Lines that include the word "value" are the ones to copy.

········

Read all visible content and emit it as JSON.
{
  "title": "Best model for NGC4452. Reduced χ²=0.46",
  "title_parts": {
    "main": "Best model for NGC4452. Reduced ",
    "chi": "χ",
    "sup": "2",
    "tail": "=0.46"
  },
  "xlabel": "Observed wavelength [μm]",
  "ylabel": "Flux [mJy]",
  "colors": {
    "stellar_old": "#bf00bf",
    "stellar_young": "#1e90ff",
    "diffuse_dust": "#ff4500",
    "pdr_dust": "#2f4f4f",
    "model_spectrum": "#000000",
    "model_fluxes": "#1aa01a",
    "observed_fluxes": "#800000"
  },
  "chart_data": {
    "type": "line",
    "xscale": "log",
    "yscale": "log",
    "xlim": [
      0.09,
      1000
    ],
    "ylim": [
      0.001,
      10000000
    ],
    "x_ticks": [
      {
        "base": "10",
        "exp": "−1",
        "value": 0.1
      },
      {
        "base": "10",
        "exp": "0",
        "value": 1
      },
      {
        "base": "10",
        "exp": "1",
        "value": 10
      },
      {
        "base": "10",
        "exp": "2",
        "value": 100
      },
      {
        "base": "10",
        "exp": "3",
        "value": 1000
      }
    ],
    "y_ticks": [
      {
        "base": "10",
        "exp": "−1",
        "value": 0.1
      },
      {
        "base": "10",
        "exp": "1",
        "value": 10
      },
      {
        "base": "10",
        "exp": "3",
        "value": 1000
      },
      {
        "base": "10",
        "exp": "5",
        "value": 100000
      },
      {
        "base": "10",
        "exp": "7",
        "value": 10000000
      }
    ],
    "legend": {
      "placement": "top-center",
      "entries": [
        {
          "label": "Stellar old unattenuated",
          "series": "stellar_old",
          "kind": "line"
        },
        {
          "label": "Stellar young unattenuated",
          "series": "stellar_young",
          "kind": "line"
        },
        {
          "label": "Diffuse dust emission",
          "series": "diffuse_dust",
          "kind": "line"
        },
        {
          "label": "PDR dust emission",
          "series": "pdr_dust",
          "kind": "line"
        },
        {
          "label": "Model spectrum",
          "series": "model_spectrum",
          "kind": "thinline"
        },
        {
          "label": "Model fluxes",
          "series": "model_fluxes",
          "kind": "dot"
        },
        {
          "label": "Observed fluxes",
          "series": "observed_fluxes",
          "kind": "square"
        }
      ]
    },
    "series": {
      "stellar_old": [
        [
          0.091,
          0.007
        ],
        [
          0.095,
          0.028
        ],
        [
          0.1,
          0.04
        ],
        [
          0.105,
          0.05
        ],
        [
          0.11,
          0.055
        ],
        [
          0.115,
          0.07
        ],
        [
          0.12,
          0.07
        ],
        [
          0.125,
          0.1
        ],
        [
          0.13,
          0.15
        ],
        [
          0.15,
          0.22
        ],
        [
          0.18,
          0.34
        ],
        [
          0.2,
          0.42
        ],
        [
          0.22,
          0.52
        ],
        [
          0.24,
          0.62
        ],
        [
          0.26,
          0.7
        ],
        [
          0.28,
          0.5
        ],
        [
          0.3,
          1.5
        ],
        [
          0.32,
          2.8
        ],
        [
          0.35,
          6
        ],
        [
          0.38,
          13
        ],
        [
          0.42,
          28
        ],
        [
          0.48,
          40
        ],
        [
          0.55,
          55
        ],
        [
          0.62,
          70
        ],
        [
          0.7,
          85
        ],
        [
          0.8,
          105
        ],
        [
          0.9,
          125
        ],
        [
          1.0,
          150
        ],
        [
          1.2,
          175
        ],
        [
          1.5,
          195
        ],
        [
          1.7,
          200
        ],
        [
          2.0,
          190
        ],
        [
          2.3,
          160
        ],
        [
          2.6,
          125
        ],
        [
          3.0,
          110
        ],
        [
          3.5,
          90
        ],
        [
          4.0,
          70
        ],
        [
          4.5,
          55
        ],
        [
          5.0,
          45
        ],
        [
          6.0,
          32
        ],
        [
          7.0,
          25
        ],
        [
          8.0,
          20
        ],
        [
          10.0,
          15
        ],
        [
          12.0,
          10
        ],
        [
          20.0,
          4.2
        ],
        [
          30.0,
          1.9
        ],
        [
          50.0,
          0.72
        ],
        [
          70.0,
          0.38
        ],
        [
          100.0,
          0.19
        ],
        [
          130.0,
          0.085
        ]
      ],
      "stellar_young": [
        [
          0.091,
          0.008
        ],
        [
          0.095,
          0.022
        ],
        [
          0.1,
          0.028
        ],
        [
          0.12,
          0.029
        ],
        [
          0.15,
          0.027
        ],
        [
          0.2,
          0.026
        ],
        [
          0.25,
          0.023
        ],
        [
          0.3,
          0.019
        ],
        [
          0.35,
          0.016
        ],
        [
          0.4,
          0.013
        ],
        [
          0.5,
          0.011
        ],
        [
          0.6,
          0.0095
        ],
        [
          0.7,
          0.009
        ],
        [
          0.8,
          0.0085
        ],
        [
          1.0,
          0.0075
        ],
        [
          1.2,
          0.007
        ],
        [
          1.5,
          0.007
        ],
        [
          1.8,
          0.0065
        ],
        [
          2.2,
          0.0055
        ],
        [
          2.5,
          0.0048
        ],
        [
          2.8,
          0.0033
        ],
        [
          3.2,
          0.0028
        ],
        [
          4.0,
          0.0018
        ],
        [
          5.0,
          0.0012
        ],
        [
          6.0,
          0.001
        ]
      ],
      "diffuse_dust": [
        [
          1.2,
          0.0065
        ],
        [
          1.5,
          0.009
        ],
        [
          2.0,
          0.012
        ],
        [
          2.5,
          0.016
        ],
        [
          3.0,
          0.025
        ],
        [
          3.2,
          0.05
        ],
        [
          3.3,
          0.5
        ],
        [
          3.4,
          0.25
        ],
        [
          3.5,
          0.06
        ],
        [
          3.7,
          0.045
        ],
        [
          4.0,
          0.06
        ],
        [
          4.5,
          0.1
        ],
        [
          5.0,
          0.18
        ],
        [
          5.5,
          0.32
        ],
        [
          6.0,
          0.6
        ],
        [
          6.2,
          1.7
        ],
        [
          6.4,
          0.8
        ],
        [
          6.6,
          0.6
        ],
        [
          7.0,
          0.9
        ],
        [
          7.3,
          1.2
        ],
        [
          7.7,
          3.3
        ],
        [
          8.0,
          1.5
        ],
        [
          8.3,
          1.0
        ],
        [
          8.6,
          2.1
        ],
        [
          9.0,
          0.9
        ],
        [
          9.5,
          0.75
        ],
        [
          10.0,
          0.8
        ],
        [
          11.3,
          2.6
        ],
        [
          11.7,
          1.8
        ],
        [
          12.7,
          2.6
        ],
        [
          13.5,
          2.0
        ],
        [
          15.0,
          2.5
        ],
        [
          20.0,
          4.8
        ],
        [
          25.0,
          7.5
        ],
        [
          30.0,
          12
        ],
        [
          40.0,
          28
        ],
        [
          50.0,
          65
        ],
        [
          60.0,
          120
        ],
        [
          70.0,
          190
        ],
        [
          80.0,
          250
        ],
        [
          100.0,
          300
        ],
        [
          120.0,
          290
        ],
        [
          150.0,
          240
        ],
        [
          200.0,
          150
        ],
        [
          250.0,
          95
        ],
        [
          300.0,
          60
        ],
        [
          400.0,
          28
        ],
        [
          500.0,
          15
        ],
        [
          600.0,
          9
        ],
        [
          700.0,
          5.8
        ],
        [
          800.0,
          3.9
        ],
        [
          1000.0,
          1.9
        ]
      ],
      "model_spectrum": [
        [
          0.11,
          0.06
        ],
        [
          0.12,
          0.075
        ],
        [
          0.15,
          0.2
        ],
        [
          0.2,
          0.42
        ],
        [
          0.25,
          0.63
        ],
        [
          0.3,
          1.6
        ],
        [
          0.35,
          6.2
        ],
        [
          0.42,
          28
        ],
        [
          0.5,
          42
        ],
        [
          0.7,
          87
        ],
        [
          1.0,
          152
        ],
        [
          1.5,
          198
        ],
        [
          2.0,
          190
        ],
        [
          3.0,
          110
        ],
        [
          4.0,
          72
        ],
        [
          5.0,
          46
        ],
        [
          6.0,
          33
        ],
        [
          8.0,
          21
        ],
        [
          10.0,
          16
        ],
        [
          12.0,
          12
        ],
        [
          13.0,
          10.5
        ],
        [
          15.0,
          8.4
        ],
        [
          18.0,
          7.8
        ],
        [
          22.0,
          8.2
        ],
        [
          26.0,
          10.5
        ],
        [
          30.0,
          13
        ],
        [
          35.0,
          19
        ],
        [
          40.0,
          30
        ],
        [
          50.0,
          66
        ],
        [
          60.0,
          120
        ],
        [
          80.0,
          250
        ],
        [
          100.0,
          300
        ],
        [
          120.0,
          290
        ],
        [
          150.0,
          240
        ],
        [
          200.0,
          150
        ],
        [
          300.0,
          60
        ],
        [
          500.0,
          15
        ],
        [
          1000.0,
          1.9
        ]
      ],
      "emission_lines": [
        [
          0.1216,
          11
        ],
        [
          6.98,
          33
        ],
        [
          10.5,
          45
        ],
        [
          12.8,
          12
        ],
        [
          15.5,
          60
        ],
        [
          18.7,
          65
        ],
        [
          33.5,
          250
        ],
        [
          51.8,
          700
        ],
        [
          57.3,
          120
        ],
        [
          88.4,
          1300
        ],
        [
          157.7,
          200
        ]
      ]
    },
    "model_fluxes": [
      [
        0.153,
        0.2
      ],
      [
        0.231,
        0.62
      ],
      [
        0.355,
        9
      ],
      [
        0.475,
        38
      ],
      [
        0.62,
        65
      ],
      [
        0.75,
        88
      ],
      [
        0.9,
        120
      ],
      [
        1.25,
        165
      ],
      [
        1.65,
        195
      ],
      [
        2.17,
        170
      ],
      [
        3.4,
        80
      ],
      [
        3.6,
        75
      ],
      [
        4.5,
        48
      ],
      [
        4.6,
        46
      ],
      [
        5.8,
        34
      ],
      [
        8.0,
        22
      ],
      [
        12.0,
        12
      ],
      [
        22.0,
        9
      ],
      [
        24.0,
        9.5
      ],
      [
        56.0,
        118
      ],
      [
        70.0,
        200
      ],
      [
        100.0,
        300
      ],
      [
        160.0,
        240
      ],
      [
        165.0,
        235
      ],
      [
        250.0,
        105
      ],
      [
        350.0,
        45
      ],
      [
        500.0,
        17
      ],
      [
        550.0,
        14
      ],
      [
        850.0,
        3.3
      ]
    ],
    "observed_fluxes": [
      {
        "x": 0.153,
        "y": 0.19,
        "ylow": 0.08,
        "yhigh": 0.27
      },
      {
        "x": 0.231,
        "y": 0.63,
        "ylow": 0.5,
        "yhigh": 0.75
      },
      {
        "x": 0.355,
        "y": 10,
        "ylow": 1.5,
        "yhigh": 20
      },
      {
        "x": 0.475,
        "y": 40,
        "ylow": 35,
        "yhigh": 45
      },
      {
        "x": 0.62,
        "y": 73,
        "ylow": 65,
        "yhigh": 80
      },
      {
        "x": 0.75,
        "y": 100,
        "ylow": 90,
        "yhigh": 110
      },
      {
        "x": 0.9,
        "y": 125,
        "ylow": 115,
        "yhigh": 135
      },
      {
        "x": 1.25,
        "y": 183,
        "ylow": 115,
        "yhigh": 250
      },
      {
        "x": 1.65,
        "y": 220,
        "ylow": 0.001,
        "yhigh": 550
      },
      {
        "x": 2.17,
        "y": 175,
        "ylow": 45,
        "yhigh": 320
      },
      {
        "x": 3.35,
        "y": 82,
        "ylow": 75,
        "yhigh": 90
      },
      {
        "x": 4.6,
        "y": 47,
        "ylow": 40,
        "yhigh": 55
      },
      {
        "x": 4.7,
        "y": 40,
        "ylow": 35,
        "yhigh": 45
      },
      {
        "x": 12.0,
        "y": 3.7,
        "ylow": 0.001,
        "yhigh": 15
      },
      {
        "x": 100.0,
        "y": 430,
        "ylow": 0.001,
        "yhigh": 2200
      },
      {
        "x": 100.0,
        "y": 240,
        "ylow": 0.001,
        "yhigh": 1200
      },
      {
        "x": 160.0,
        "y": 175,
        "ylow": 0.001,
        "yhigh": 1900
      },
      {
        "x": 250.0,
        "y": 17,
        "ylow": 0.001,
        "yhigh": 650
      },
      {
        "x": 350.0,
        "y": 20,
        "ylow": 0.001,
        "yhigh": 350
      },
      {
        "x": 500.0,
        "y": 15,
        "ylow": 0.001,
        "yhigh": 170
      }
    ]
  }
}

········

TASK RESPONSE:
        "value": 0.1
        "value": 1
        "value": 10
        "value": 100
        "value": 1000
        "value": 0.1
        "value": 10
        "value": 1000
        "value": 100000
        "value": 10000000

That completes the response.